- **WHAT TO WORK ON**
Report each line of the data that has "recta" somewhere in it.
* Start GIVEN ENTRIES *
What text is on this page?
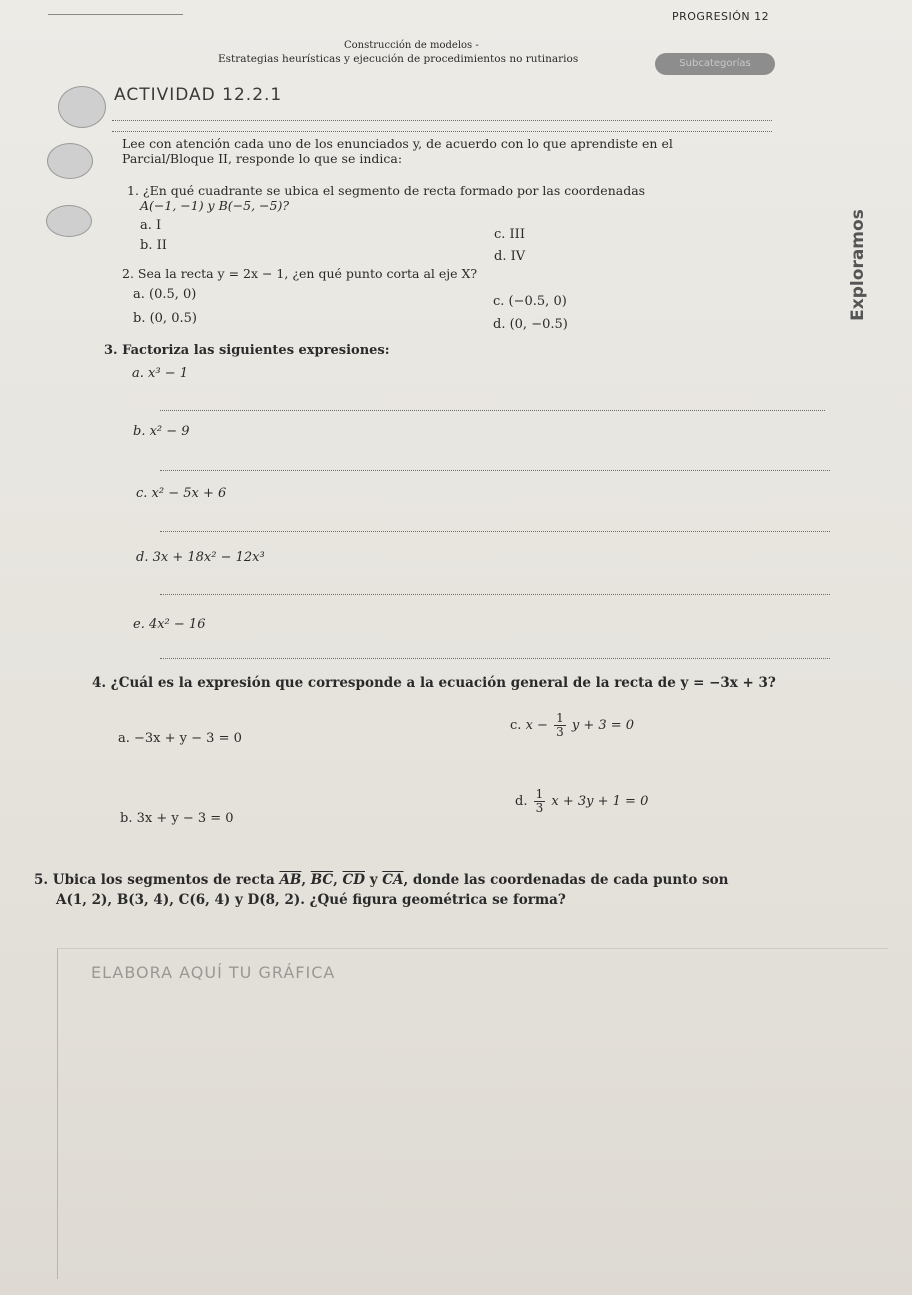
PROGRESIÓN 12
Construcción de modelos -
Estrategias heurísticas y ejecución de procedimientos no rutinarios	Subcategorías
ACTIVIDAD 12.2.1
Lee con atención cada uno de los enunciados y, de acuerdo con lo que aprendiste en el
Parcial/Bloque II, responde lo que se indica:
Exploramos
1. ¿En qué cuadrante se ubica el segmento de recta formado por las coordenadas
A(−1, −1) y B(−5, −5)?
a. I
b. II
c. III
d. IV
2. Sea la recta y = 2x − 1, ¿en qué punto corta al eje X?
a. (0.5, 0)
b. (0, 0.5)
c. (−0.5, 0)
d. (0, −0.5)
3. Factoriza las siguientes expresiones:
a. x³ − 1
b. x² − 9
c. x² − 5x + 6
d. 3x + 18x² − 12x³
e. 4x² − 16
4. ¿Cuál es la expresión que corresponde a la ecuación general de la recta de y = −3x + 3?
a. −3x + y − 3 = 0
b. 3x + y − 3 = 0
c. $x - \frac{1}{3}$ y + 3 = 0
d. $\frac{1}{3}$ x + 3y + 1 = 0
5. Ubica los segmentos de recta $\overline{AB}$, $\overline{BC}$, $\overline{CD}$ y $\overline{CA}$, donde las coordenadas de cada punto son
A(1, 2), B(3, 4), C(6, 4) y D(8, 2). ¿Qué figura geométrica se forma?
ELABORA AQUÍ TU GRÁFICA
* End GIVEN ENTRIES *
- **THE ANSWER**
1. ¿En qué cuadrante se ubica el segmento de recta formado por las coordenadas
2. Sea la recta y = 2x − 1, ¿en qué punto corta al eje X?
4. ¿Cuál es la expresión que corresponde a la ecuación general de la recta de y = −3x + 3?
5. Ubica los segmentos de recta $\overline{AB}$, $\overline{BC}$, $\overline{CD}$ y $\overline{CA}$, donde las coordenadas de cada punto son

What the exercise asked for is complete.